▸ EXERCISE GOAL
Identify each line below containing the string "Heliocentric" and copy it.

━━━━━━━━━━

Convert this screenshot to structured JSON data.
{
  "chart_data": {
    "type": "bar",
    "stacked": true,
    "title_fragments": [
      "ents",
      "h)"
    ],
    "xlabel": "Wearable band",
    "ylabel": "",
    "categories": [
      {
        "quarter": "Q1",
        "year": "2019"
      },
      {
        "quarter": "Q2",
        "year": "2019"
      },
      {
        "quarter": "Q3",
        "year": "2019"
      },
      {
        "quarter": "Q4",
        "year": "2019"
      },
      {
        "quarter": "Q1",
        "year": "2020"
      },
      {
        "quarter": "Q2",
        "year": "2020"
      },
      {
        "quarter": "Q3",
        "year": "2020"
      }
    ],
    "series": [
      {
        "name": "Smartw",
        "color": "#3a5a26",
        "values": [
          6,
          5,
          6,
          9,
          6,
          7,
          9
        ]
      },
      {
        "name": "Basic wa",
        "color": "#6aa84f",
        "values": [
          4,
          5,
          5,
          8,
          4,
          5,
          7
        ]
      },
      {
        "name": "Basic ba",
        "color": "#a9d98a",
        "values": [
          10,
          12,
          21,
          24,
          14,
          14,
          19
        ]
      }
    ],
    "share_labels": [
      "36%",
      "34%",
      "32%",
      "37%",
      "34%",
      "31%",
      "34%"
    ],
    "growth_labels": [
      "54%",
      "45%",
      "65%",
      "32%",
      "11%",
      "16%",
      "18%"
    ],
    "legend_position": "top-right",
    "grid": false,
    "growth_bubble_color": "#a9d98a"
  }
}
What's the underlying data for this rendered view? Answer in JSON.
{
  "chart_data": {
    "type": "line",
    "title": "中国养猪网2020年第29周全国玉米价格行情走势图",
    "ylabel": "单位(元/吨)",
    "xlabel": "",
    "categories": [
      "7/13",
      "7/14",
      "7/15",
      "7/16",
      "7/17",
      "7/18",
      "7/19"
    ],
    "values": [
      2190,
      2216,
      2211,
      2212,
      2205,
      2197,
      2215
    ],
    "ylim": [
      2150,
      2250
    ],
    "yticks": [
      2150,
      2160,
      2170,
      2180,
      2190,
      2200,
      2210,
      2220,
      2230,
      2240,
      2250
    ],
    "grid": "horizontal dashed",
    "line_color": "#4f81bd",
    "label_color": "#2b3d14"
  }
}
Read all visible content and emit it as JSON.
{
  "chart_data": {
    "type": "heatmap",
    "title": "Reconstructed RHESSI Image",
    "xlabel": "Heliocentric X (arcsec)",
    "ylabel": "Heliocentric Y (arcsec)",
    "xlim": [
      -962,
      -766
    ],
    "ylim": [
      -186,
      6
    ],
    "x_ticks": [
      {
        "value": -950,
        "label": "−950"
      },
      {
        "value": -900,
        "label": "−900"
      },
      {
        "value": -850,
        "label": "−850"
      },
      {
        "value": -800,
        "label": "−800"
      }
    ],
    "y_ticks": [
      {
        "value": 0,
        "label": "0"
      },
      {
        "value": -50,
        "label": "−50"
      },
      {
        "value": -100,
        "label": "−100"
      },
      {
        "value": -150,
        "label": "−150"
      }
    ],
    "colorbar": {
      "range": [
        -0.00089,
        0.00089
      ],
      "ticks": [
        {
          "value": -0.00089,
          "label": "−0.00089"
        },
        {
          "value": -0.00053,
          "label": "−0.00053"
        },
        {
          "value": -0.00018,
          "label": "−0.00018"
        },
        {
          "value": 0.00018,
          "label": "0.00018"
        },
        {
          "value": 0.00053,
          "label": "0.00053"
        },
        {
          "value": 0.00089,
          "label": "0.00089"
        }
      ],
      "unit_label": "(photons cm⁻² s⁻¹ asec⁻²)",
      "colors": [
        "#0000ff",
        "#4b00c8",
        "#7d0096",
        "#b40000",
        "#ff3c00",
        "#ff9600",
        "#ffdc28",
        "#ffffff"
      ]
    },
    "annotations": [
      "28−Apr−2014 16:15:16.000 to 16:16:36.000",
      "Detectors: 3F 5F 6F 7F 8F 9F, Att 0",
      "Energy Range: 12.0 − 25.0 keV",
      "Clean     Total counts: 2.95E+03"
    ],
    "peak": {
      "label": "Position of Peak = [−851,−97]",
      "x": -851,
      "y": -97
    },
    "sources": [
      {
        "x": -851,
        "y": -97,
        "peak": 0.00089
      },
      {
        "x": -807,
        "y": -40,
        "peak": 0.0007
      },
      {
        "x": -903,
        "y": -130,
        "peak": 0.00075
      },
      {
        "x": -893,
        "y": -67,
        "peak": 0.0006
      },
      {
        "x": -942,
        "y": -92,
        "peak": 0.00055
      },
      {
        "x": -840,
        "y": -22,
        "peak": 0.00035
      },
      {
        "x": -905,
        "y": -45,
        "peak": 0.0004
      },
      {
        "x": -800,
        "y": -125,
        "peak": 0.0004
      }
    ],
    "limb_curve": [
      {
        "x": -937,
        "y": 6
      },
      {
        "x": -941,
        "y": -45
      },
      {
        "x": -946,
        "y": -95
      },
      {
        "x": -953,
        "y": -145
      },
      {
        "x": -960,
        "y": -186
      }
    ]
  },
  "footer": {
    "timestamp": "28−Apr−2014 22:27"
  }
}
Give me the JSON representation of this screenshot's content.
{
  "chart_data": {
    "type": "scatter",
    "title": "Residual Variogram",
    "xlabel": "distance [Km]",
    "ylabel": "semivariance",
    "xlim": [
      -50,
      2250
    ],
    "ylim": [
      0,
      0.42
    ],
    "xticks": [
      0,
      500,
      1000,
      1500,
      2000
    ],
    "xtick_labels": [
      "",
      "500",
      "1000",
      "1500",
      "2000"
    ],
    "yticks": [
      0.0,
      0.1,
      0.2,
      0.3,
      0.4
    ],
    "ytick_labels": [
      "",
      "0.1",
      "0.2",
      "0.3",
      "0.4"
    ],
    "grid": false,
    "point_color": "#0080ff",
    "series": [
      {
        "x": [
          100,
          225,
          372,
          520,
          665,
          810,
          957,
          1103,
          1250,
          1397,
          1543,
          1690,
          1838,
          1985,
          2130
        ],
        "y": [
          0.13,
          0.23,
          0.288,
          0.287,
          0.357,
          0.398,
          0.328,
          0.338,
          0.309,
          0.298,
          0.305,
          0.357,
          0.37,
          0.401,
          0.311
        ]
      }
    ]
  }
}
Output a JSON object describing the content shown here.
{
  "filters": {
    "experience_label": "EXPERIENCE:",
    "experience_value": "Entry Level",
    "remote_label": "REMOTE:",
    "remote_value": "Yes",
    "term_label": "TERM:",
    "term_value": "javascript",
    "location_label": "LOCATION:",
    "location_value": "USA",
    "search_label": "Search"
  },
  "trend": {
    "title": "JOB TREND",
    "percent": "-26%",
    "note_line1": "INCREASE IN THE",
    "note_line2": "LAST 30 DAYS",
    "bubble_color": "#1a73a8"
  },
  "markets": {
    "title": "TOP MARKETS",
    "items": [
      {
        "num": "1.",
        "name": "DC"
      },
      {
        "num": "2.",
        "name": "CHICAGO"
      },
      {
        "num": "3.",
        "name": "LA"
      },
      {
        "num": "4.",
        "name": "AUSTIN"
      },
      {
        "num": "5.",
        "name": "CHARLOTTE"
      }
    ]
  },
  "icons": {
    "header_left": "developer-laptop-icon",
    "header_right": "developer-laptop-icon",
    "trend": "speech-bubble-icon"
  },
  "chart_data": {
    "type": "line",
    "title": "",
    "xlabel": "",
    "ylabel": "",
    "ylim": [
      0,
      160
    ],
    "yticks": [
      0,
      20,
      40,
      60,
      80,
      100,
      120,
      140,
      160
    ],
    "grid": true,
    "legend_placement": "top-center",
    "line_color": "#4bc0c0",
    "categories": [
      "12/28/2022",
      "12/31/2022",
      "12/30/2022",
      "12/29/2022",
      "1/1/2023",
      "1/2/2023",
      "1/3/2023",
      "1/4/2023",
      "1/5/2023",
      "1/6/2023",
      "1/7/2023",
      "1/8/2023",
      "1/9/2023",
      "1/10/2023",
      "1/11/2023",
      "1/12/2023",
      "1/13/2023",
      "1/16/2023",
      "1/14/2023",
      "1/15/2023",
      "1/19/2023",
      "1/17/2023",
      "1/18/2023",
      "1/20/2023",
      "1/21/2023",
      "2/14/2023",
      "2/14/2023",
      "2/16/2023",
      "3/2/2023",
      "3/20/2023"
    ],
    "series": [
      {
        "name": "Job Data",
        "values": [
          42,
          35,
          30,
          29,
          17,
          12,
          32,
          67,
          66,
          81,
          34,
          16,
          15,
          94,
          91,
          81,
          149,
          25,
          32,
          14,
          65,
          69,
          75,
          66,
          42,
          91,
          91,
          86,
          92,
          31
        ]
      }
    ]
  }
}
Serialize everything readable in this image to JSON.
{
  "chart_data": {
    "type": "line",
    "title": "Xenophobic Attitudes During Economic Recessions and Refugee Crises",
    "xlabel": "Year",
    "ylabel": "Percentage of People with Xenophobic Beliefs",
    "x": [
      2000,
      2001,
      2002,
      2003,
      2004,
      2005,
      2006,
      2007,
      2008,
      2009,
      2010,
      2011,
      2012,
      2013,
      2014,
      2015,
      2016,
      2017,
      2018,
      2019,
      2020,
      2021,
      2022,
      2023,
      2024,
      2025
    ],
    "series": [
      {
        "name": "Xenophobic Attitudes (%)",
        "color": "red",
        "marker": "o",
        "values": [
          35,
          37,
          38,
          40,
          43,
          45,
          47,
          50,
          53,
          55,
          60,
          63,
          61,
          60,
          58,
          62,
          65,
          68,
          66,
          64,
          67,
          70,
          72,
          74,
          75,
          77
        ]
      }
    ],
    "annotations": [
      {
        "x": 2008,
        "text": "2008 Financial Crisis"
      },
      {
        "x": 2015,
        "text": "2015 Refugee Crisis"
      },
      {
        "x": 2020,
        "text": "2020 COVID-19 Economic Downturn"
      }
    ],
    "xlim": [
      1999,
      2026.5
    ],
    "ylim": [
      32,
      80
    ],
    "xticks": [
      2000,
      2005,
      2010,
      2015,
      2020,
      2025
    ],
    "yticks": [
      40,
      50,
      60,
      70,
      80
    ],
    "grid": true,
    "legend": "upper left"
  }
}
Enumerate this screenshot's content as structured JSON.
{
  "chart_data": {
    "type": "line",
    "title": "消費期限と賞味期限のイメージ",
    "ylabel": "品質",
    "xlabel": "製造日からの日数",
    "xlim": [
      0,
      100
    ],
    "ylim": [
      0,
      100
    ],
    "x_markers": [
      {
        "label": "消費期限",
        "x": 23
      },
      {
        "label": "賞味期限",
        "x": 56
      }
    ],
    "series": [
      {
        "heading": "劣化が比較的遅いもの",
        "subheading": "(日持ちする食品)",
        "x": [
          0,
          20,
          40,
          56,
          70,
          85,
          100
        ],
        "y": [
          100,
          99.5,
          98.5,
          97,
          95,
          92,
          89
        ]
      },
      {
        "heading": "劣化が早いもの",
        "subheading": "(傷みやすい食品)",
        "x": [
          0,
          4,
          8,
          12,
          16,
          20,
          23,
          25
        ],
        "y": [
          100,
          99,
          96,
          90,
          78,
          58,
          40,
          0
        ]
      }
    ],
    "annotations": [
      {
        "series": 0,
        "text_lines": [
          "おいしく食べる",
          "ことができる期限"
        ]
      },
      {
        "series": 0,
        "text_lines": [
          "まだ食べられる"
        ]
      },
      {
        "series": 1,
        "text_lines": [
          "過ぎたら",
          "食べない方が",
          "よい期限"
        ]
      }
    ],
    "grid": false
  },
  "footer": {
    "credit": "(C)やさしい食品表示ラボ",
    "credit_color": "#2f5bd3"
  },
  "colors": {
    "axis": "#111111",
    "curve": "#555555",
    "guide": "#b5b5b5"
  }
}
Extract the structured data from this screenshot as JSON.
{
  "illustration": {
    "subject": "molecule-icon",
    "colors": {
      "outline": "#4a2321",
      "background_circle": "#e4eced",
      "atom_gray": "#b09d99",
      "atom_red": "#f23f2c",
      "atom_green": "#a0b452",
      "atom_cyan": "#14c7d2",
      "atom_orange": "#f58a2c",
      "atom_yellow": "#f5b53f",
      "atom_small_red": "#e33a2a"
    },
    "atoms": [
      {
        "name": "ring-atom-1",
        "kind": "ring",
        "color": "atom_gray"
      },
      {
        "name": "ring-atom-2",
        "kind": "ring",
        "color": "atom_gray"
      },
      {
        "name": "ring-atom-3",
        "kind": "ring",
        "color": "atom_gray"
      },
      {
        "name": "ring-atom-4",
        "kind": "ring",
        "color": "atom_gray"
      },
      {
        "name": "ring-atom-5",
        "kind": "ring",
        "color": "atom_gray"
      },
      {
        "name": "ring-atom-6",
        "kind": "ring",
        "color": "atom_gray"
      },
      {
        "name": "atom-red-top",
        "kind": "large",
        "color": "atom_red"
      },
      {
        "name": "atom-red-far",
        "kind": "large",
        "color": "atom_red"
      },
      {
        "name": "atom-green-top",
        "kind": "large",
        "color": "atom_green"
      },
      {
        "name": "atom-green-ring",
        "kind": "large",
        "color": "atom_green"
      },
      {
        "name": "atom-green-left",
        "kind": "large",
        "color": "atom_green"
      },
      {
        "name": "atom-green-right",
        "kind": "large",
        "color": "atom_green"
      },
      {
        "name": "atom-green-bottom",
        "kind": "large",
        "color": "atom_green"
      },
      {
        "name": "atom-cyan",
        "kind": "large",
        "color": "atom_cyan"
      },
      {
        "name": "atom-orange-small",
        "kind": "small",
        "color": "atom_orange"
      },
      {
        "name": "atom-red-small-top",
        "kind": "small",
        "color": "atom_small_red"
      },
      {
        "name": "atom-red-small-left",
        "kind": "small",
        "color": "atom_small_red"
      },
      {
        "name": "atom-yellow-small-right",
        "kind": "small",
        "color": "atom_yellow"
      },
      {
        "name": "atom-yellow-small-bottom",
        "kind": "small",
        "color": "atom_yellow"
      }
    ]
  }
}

━━━━━━━━━━

▸ ANSWER TO THIS PROBLEM
    "xlabel": "Heliocentric X (arcsec)",
    "ylabel": "Heliocentric Y (arcsec)",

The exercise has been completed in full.